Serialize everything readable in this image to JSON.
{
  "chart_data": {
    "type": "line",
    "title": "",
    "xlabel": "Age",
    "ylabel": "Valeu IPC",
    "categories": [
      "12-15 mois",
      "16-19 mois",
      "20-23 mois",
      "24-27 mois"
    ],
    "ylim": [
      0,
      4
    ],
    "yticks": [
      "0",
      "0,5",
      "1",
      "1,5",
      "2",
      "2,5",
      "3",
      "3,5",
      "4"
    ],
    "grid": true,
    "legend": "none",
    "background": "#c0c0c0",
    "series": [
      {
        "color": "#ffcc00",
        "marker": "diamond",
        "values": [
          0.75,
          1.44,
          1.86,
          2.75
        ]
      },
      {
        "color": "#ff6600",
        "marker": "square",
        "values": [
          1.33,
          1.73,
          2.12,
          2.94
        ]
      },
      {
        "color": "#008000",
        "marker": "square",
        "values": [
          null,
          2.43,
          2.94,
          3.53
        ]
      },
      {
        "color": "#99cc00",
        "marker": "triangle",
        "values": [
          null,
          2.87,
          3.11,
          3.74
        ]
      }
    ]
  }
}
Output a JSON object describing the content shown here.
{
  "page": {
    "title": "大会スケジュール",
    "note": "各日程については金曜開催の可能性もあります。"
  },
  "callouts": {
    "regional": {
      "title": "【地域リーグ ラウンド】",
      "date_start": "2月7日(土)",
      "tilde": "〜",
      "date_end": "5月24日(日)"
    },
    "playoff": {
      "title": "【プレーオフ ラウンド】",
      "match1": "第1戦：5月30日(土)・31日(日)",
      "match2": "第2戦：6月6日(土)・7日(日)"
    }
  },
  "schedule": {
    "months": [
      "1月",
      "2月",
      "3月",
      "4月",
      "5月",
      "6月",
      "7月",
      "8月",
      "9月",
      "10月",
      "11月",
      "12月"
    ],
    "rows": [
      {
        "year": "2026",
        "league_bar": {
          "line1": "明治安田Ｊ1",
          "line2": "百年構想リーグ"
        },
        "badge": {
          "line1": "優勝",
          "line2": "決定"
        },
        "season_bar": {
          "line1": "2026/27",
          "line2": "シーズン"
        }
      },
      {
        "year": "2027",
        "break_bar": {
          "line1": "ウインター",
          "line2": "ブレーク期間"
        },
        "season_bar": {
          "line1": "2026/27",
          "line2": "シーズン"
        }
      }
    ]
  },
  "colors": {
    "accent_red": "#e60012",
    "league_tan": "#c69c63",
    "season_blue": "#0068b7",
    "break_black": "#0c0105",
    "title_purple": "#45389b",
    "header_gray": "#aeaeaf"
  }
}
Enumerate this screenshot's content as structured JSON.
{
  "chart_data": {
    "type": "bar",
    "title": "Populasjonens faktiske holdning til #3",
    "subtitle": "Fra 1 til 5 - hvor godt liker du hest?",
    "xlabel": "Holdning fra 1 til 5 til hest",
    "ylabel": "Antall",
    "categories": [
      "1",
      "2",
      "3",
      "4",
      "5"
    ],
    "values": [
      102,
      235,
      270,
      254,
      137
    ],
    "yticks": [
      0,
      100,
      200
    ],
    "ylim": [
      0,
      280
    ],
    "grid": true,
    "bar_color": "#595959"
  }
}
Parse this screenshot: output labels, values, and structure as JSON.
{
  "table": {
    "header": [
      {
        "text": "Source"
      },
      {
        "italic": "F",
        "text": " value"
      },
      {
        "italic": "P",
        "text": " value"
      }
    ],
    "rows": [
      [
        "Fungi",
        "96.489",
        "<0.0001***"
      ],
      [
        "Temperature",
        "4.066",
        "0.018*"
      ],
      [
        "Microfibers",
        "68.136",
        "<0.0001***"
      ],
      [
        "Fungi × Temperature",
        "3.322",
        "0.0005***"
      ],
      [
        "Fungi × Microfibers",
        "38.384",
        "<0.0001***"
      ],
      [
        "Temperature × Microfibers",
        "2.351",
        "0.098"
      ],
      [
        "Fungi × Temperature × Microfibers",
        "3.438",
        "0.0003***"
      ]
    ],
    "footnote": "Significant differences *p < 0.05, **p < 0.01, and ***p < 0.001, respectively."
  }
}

************

● Given exercise: The listing above should be transcribed in full, exactly as written.

● Result of this task:
Serialize everything readable in this image to JSON.
{
  "chart_data": {
    "type": "line",
    "title": "",
    "xlabel": "Age",
    "ylabel": "Valeu IPC",
    "categories": [
      "12-15 mois",
      "16-19 mois",
      "20-23 mois",
      "24-27 mois"
    ],
    "ylim": [
      0,
      4
    ],
    "yticks": [
      "0",
      "0,5",
      "1",
      "1,5",
      "2",
      "2,5",
      "3",
      "3,5",
      "4"
    ],
    "grid": true,
    "legend": "none",
    "background": "#c0c0c0",
    "series": [
      {
        "color": "#ffcc00",
        "marker": "diamond",
        "values": [
          0.75,
          1.44,
          1.86,
          2.75
        ]
      },
      {
        "color": "#ff6600",
        "marker": "square",
        "values": [
          1.33,
          1.73,
          2.12,
          2.94
        ]
      },
      {
        "color": "#008000",
        "marker": "square",
        "values": [
          null,
          2.43,
          2.94,
          3.53
        ]
      },
      {
        "color": "#99cc00",
        "marker": "triangle",
        "values": [
          null,
          2.87,
          3.11,
          3.74
        ]
      }
    ]
  }
}
Output a JSON object describing the content shown here.
{
  "page": {
    "title": "大会スケジュール",
    "note": "各日程については金曜開催の可能性もあります。"
  },
  "callouts": {
    "regional": {
      "title": "【地域リーグ ラウンド】",
      "date_start": "2月7日(土)",
      "tilde": "〜",
      "date_end": "5月24日(日)"
    },
    "playoff": {
      "title": "【プレーオフ ラウンド】",
      "match1": "第1戦：5月30日(土)・31日(日)",
      "match2": "第2戦：6月6日(土)・7日(日)"
    }
  },
  "schedule": {
    "months": [
      "1月",
      "2月",
      "3月",
      "4月",
      "5月",
      "6月",
      "7月",
      "8月",
      "9月",
      "10月",
      "11月",
      "12月"
    ],
    "rows": [
      {
        "year": "2026",
        "league_bar": {
          "line1": "明治安田Ｊ1",
          "line2": "百年構想リーグ"
        },
        "badge": {
          "line1": "優勝",
          "line2": "決定"
        },
        "season_bar": {
          "line1": "2026/27",
          "line2": "シーズン"
        }
      },
      {
        "year": "2027",
        "break_bar": {
          "line1": "ウインター",
          "line2": "ブレーク期間"
        },
        "season_bar": {
          "line1": "2026/27",
          "line2": "シーズン"
        }
      }
    ]
  },
  "colors": {
    "accent_red": "#e60012",
    "league_tan": "#c69c63",
    "season_blue": "#0068b7",
    "break_black": "#0c0105",
    "title_purple": "#45389b",
    "header_gray": "#aeaeaf"
  }
}
Enumerate this screenshot's content as structured JSON.
{
  "chart_data": {
    "type": "bar",
    "title": "Populasjonens faktiske holdning til #3",
    "subtitle": "Fra 1 til 5 - hvor godt liker du hest?",
    "xlabel": "Holdning fra 1 til 5 til hest",
    "ylabel": "Antall",
    "categories": [
      "1",
      "2",
      "3",
      "4",
      "5"
    ],
    "values": [
      102,
      235,
      270,
      254,
      137
    ],
    "yticks": [
      0,
      100,
      200
    ],
    "ylim": [
      0,
      280
    ],
    "grid": true,
    "bar_color": "#595959"
  }
}
Parse this screenshot: output labels, values, and structure as JSON.
{
  "table": {
    "header": [
      {
        "text": "Source"
      },
      {
        "italic": "F",
        "text": " value"
      },
      {
        "italic": "P",
        "text": " value"
      }
    ],
    "rows": [
      [
        "Fungi",
        "96.489",
        "<0.0001***"
      ],
      [
        "Temperature",
        "4.066",
        "0.018*"
      ],
      [
        "Microfibers",
        "68.136",
        "<0.0001***"
      ],
      [
        "Fungi × Temperature",
        "3.322",
        "0.0005***"
      ],
      [
        "Fungi × Microfibers",
        "38.384",
        "<0.0001***"
      ],
      [
        "Temperature × Microfibers",
        "2.351",
        "0.098"
      ],
      [
        "Fungi × Temperature × Microfibers",
        "3.438",
        "0.0003***"
      ]
    ],
    "footnote": "Significant differences *p < 0.05, **p < 0.01, and ***p < 0.001, respectively."
  }
}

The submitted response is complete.